▶ _To be done_: In full and without alteration, give the listing again.

──────── Input ────────

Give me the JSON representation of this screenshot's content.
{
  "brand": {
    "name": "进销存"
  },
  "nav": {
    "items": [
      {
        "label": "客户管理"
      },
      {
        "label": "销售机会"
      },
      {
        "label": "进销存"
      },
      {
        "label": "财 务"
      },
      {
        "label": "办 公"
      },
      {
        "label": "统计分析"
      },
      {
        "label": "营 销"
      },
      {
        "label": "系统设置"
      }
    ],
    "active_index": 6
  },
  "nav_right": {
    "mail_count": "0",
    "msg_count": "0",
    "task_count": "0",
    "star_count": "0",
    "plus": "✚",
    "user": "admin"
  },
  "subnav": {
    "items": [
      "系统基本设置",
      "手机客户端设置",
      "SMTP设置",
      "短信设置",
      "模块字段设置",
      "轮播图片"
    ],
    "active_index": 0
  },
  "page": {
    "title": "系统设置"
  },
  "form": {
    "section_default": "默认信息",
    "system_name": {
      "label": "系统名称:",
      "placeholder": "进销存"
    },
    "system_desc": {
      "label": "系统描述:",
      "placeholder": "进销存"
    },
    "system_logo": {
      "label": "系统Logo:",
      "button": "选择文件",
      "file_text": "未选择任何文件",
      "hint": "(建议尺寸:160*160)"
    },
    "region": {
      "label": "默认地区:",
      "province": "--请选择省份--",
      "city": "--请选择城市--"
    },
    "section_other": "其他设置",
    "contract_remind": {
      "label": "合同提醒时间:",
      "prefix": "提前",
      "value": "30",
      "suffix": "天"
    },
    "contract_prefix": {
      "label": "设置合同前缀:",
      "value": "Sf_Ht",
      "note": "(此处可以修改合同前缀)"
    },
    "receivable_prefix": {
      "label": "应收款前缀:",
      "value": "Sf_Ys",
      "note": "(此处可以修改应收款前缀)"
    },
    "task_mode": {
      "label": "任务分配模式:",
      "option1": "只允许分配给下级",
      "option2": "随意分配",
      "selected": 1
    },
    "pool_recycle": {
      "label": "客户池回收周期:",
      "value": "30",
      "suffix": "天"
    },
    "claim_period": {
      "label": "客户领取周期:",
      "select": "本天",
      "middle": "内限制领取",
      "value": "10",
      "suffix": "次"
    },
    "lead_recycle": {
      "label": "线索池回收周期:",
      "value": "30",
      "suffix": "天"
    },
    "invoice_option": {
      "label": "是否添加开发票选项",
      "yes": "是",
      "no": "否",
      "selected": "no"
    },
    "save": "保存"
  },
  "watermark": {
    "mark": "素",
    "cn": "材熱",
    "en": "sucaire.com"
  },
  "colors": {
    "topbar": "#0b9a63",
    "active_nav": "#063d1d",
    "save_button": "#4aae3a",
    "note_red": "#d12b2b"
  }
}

────────

▶ _Result of the exercise_:
Give me the JSON representation of this screenshot's content.
{
  "brand": {
    "name": "进销存"
  },
  "nav": {
    "items": [
      {
        "label": "客户管理"
      },
      {
        "label": "销售机会"
      },
      {
        "label": "进销存"
      },
      {
        "label": "财 务"
      },
      {
        "label": "办 公"
      },
      {
        "label": "统计分析"
      },
      {
        "label": "营 销"
      },
      {
        "label": "系统设置"
      }
    ],
    "active_index": 6
  },
  "nav_right": {
    "mail_count": "0",
    "msg_count": "0",
    "task_count": "0",
    "star_count": "0",
    "plus": "✚",
    "user": "admin"
  },
  "subnav": {
    "items": [
      "系统基本设置",
      "手机客户端设置",
      "SMTP设置",
      "短信设置",
      "模块字段设置",
      "轮播图片"
    ],
    "active_index": 0
  },
  "page": {
    "title": "系统设置"
  },
  "form": {
    "section_default": "默认信息",
    "system_name": {
      "label": "系统名称:",
      "placeholder": "进销存"
    },
    "system_desc": {
      "label": "系统描述:",
      "placeholder": "进销存"
    },
    "system_logo": {
      "label": "系统Logo:",
      "button": "选择文件",
      "file_text": "未选择任何文件",
      "hint": "(建议尺寸:160*160)"
    },
    "region": {
      "label": "默认地区:",
      "province": "--请选择省份--",
      "city": "--请选择城市--"
    },
    "section_other": "其他设置",
    "contract_remind": {
      "label": "合同提醒时间:",
      "prefix": "提前",
      "value": "30",
      "suffix": "天"
    },
    "contract_prefix": {
      "label": "设置合同前缀:",
      "value": "Sf_Ht",
      "note": "(此处可以修改合同前缀)"
    },
    "receivable_prefix": {
      "label": "应收款前缀:",
      "value": "Sf_Ys",
      "note": "(此处可以修改应收款前缀)"
    },
    "task_mode": {
      "label": "任务分配模式:",
      "option1": "只允许分配给下级",
      "option2": "随意分配",
      "selected": 1
    },
    "pool_recycle": {
      "label": "客户池回收周期:",
      "value": "30",
      "suffix": "天"
    },
    "claim_period": {
      "label": "客户领取周期:",
      "select": "本天",
      "middle": "内限制领取",
      "value": "10",
      "suffix": "次"
    },
    "lead_recycle": {
      "label": "线索池回收周期:",
      "value": "30",
      "suffix": "天"
    },
    "invoice_option": {
      "label": "是否添加开发票选项",
      "yes": "是",
      "no": "否",
      "selected": "no"
    },
    "save": "保存"
  },
  "watermark": {
    "mark": "素",
    "cn": "材熱",
    "en": "sucaire.com"
  },
  "colors": {
    "topbar": "#0b9a63",
    "active_nav": "#063d1d",
    "save_button": "#4aae3a",
    "note_red": "#d12b2b"
  }
}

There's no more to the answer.